▶ **Objective**
Copy out each line below exactly as it appears.

%%

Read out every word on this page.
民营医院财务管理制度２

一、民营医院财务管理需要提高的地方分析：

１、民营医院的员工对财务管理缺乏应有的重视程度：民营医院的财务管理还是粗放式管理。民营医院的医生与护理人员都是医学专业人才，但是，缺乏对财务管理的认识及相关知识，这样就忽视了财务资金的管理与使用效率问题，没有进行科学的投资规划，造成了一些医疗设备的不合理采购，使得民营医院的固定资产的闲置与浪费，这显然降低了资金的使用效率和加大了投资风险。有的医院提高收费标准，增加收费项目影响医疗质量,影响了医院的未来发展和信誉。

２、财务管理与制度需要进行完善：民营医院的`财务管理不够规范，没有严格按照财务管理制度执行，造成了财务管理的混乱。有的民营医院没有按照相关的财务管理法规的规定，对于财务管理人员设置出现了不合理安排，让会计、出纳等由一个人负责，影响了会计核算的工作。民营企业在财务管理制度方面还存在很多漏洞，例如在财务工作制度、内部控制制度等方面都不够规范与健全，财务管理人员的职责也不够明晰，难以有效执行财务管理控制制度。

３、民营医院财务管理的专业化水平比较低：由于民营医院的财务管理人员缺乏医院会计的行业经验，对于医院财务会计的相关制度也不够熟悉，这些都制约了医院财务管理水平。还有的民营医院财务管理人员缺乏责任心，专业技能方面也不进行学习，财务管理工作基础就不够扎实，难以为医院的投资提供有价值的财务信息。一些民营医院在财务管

%%

▶ **The response**
Read out every word on this page.
民营医院财务管理制度２

一、民营医院财务管理需要提高的地方分析：

１、民营医院的员工对财务管理缺乏应有的重视程度：民营医院的财务管理还是粗放式管理。民营医院的医生与护理人员都是医学专业人才，但是，缺乏对财务管理的认识及相关知识，这样就忽视了财务资金的管理与使用效率问题，没有进行科学的投资规划，造成了一些医疗设备的不合理采购，使得民营医院的固定资产的闲置与浪费，这显然降低了资金的使用效率和加大了投资风险。有的医院提高收费标准，增加收费项目影响医疗质量,影响了医院的未来发展和信誉。

２、财务管理与制度需要进行完善：民营医院的`财务管理不够规范，没有严格按照财务管理制度执行，造成了财务管理的混乱。有的民营医院没有按照相关的财务管理法规的规定，对于财务管理人员设置出现了不合理安排，让会计、出纳等由一个人负责，影响了会计核算的工作。民营企业在财务管理制度方面还存在很多漏洞，例如在财务工作制度、内部控制制度等方面都不够规范与健全，财务管理人员的职责也不够明晰，难以有效执行财务管理控制制度。

３、民营医院财务管理的专业化水平比较低：由于民营医院的财务管理人员缺乏医院会计的行业经验，对于医院财务会计的相关制度也不够熟悉，这些都制约了医院财务管理水平。还有的民营医院财务管理人员缺乏责任心，专业技能方面也不进行学习，财务管理工作基础就不够扎实，难以为医院的投资提供有价值的财务信息。一些民营医院在财务管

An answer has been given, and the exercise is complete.